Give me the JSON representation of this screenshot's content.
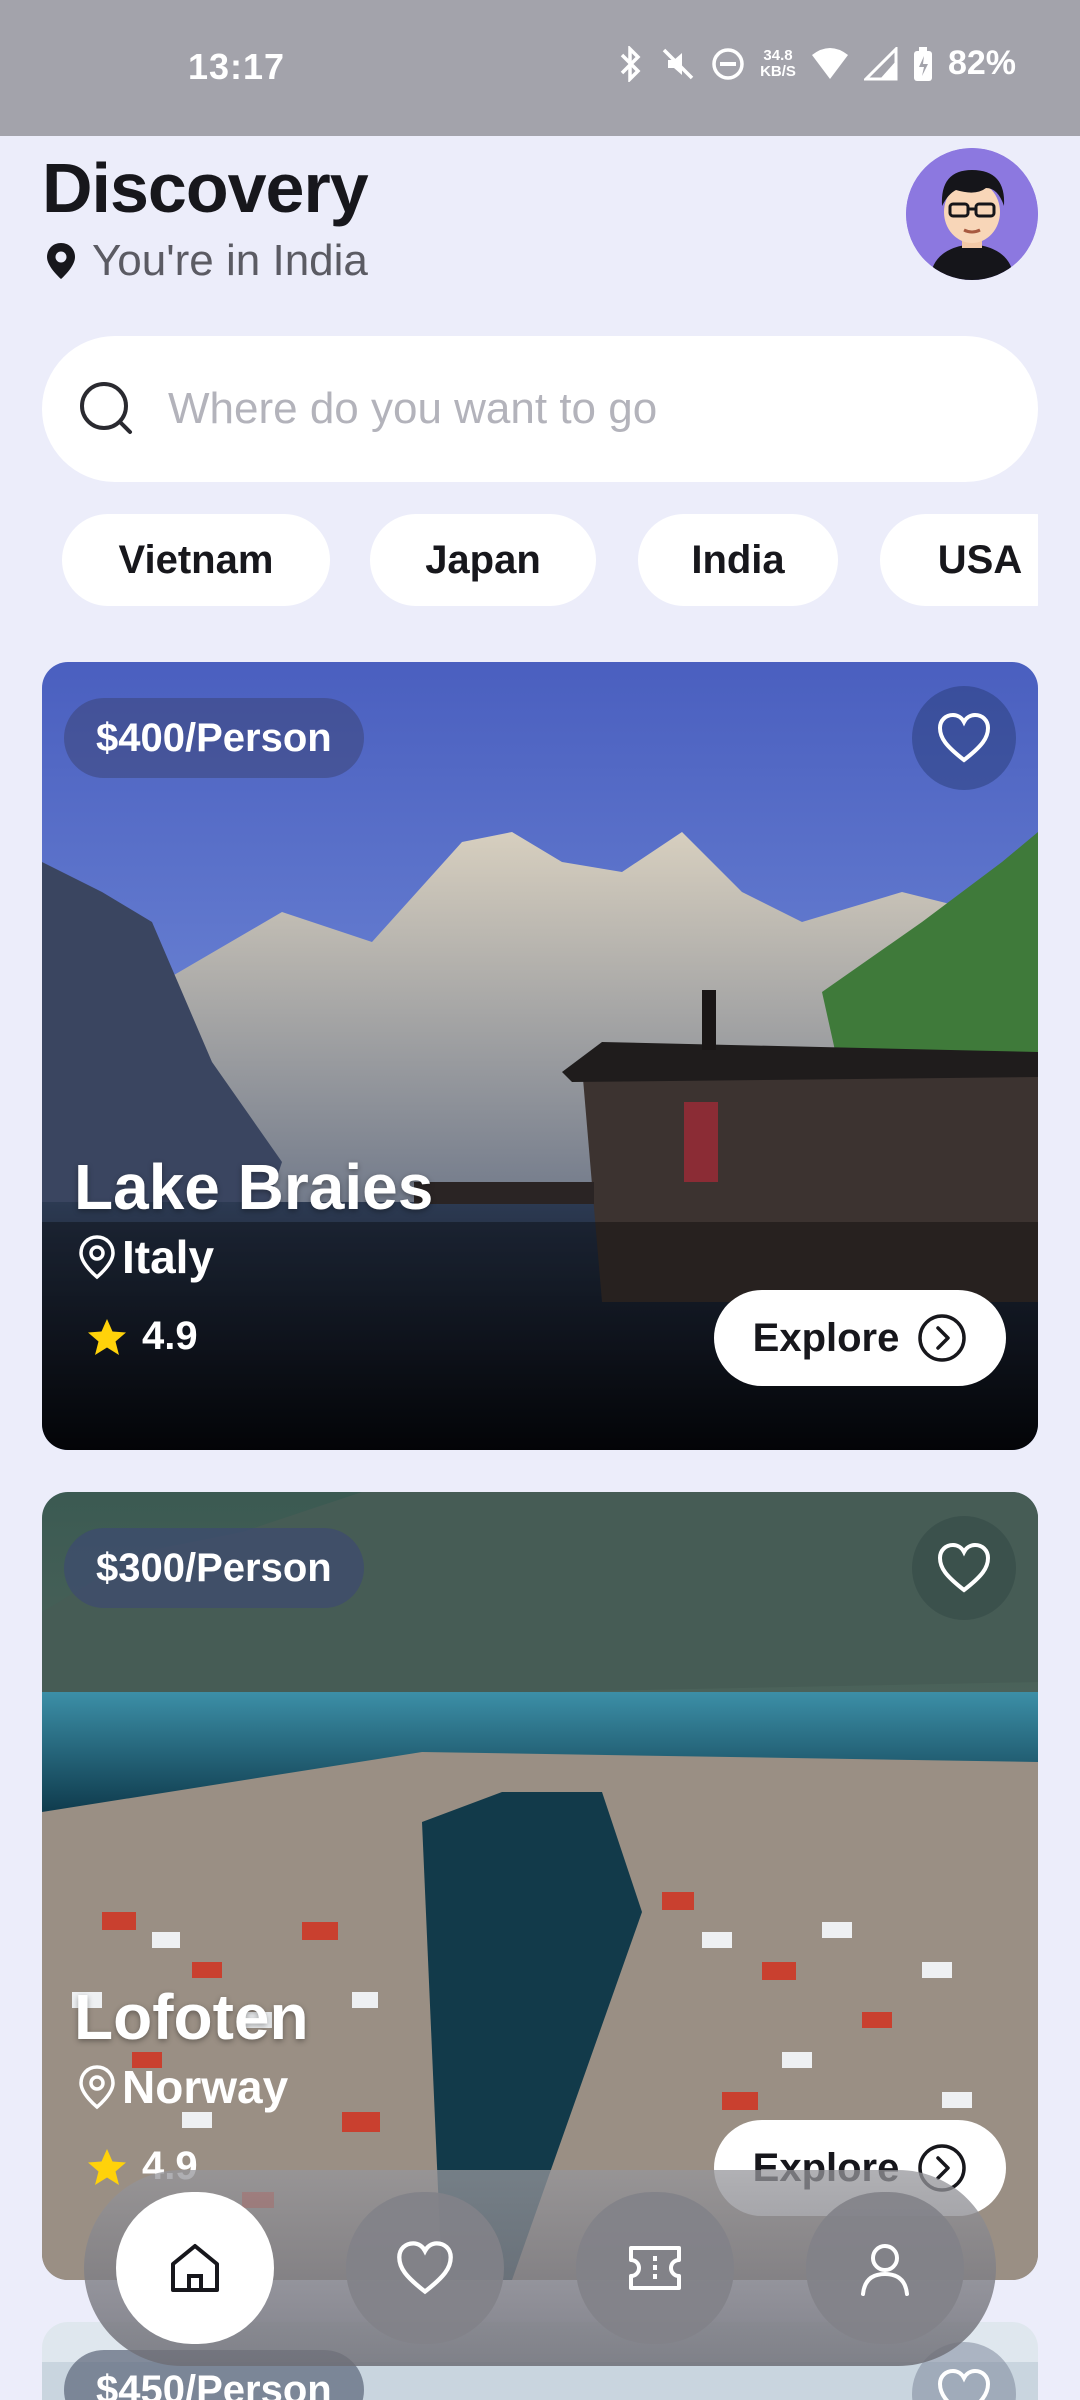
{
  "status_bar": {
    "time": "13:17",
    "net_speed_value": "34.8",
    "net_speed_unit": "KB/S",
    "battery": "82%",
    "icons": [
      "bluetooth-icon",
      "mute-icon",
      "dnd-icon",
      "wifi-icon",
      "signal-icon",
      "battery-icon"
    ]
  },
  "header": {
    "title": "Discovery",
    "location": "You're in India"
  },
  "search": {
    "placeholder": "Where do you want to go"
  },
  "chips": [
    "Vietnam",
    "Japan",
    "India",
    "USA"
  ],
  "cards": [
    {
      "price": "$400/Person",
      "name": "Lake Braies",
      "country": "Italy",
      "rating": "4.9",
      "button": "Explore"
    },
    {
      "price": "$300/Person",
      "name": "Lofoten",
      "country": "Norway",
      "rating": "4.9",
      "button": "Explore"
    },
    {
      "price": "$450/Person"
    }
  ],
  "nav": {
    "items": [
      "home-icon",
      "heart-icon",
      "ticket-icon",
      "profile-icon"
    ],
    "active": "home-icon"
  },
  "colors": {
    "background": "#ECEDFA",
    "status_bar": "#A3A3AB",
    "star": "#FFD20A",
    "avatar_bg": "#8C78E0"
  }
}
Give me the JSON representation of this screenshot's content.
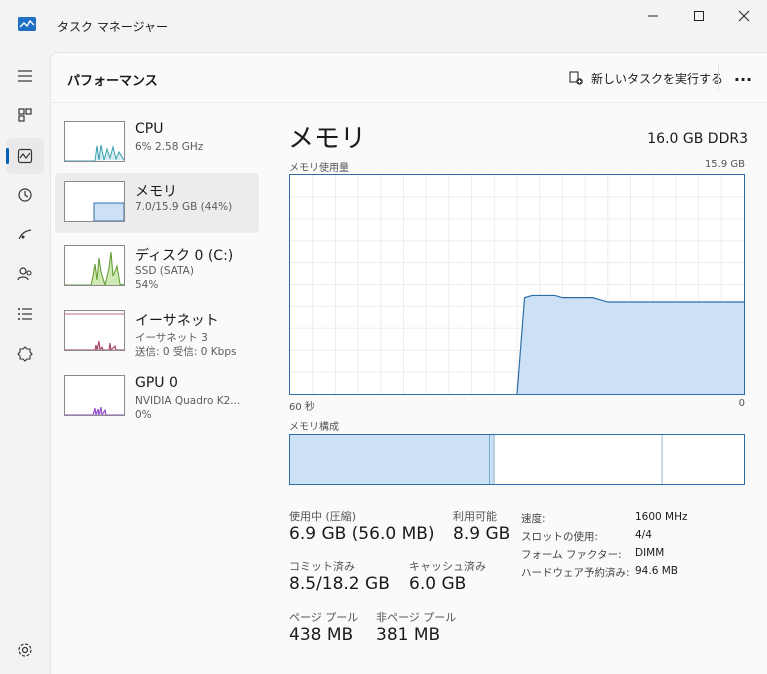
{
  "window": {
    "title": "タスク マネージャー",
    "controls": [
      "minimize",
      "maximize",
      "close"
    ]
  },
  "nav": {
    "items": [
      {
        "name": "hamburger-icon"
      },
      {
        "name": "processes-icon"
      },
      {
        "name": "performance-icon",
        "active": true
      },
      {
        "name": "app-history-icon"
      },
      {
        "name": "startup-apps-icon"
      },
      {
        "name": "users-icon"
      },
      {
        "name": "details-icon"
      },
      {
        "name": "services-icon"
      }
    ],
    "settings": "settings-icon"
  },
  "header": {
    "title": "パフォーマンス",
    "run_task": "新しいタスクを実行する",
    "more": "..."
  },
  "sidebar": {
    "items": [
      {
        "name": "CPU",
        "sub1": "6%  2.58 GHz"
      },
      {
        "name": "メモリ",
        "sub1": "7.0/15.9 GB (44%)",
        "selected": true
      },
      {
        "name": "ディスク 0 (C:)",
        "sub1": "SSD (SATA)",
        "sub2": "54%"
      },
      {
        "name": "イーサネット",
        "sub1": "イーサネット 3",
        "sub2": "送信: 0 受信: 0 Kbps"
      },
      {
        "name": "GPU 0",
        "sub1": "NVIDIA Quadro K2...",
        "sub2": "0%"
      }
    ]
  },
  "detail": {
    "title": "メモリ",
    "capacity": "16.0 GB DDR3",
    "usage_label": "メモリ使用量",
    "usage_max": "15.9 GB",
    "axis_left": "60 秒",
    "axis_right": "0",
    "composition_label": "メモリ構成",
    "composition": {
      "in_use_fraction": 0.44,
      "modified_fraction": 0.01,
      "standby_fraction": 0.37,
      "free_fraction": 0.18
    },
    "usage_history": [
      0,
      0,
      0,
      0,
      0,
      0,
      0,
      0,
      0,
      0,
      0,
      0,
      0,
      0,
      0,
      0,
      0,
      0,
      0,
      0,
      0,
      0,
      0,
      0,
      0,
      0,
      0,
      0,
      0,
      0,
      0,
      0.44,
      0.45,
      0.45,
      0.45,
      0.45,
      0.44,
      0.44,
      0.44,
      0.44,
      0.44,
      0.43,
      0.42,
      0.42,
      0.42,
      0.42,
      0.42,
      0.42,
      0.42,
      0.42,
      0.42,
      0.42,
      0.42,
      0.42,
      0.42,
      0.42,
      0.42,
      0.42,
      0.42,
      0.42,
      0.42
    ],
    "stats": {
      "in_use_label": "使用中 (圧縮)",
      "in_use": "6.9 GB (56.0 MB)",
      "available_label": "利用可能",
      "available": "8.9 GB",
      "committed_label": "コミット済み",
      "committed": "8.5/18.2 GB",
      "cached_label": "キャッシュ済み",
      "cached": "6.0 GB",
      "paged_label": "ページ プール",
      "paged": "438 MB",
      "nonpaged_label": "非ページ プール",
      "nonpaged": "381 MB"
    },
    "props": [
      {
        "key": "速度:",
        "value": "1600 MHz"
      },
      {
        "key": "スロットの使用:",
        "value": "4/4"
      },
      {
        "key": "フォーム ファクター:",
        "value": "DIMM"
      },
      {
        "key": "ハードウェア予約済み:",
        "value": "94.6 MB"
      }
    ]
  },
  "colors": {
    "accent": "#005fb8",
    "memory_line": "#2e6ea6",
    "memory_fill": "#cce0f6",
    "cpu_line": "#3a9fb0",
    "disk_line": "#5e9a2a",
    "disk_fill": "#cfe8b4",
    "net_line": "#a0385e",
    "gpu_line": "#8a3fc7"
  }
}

## Given problem
Each record above is to be restated exactly, with its pictures removed from the copy.

## Written solution
Give me the JSON representation of this screenshot's content.
{
  "status_bar": {
    "time": "13:17",
    "net_speed_value": "34.8",
    "net_speed_unit": "KB/S",
    "battery": "82%",
    "icons": [
      "bluetooth-icon",
      "mute-icon",
      "dnd-icon",
      "wifi-icon",
      "signal-icon",
      "battery-icon"
    ]
  },
  "header": {
    "title": "Discovery",
    "location": "You're in India"
  },
  "search": {
    "placeholder": "Where do you want to go"
  },
  "chips": [
    "Vietnam",
    "Japan",
    "India",
    "USA"
  ],
  "cards": [
    {
      "price": "$400/Person",
      "name": "Lake Braies",
      "country": "Italy",
      "rating": "4.9",
      "button": "Explore"
    },
    {
      "price": "$300/Person",
      "name": "Lofoten",
      "country": "Norway",
      "rating": "4.9",
      "button": "Explore"
    },
    {
      "price": "$450/Person"
    }
  ],
  "nav": {
    "items": [
      "home-icon",
      "heart-icon",
      "ticket-icon",
      "profile-icon"
    ],
    "active": "home-icon"
  },
  "colors": {
    "background": "#ECEDFA",
    "status_bar": "#A3A3AB",
    "star": "#FFD20A",
    "avatar_bg": "#8C78E0"
  }
}
Give me the JSON representation of this screenshot's content.
{
  "window": {
    "title": "タスク マネージャー",
    "controls": [
      "minimize",
      "maximize",
      "close"
    ]
  },
  "nav": {
    "items": [
      {
        "name": "hamburger-icon"
      },
      {
        "name": "processes-icon"
      },
      {
        "name": "performance-icon",
        "active": true
      },
      {
        "name": "app-history-icon"
      },
      {
        "name": "startup-apps-icon"
      },
      {
        "name": "users-icon"
      },
      {
        "name": "details-icon"
      },
      {
        "name": "services-icon"
      }
    ],
    "settings": "settings-icon"
  },
  "header": {
    "title": "パフォーマンス",
    "run_task": "新しいタスクを実行する",
    "more": "..."
  },
  "sidebar": {
    "items": [
      {
        "name": "CPU",
        "sub1": "6%  2.58 GHz"
      },
      {
        "name": "メモリ",
        "sub1": "7.0/15.9 GB (44%)",
        "selected": true
      },
      {
        "name": "ディスク 0 (C:)",
        "sub1": "SSD (SATA)",
        "sub2": "54%"
      },
      {
        "name": "イーサネット",
        "sub1": "イーサネット 3",
        "sub2": "送信: 0 受信: 0 Kbps"
      },
      {
        "name": "GPU 0",
        "sub1": "NVIDIA Quadro K2...",
        "sub2": "0%"
      }
    ]
  },
  "detail": {
    "title": "メモリ",
    "capacity": "16.0 GB DDR3",
    "usage_label": "メモリ使用量",
    "usage_max": "15.9 GB",
    "axis_left": "60 秒",
    "axis_right": "0",
    "composition_label": "メモリ構成",
    "composition": {
      "in_use_fraction": 0.44,
      "modified_fraction": 0.01,
      "standby_fraction": 0.37,
      "free_fraction": 0.18
    },
    "usage_history": [
      0,
      0,
      0,
      0,
      0,
      0,
      0,
      0,
      0,
      0,
      0,
      0,
      0,
      0,
      0,
      0,
      0,
      0,
      0,
      0,
      0,
      0,
      0,
      0,
      0,
      0,
      0,
      0,
      0,
      0,
      0,
      0.44,
      0.45,
      0.45,
      0.45,
      0.45,
      0.44,
      0.44,
      0.44,
      0.44,
      0.44,
      0.43,
      0.42,
      0.42,
      0.42,
      0.42,
      0.42,
      0.42,
      0.42,
      0.42,
      0.42,
      0.42,
      0.42,
      0.42,
      0.42,
      0.42,
      0.42,
      0.42,
      0.42,
      0.42,
      0.42
    ],
    "stats": {
      "in_use_label": "使用中 (圧縮)",
      "in_use": "6.9 GB (56.0 MB)",
      "available_label": "利用可能",
      "available": "8.9 GB",
      "committed_label": "コミット済み",
      "committed": "8.5/18.2 GB",
      "cached_label": "キャッシュ済み",
      "cached": "6.0 GB",
      "paged_label": "ページ プール",
      "paged": "438 MB",
      "nonpaged_label": "非ページ プール",
      "nonpaged": "381 MB"
    },
    "props": [
      {
        "key": "速度:",
        "value": "1600 MHz"
      },
      {
        "key": "スロットの使用:",
        "value": "4/4"
      },
      {
        "key": "フォーム ファクター:",
        "value": "DIMM"
      },
      {
        "key": "ハードウェア予約済み:",
        "value": "94.6 MB"
      }
    ]
  },
  "colors": {
    "accent": "#005fb8",
    "memory_line": "#2e6ea6",
    "memory_fill": "#cce0f6",
    "cpu_line": "#3a9fb0",
    "disk_line": "#5e9a2a",
    "disk_fill": "#cfe8b4",
    "net_line": "#a0385e",
    "gpu_line": "#8a3fc7"
  }
}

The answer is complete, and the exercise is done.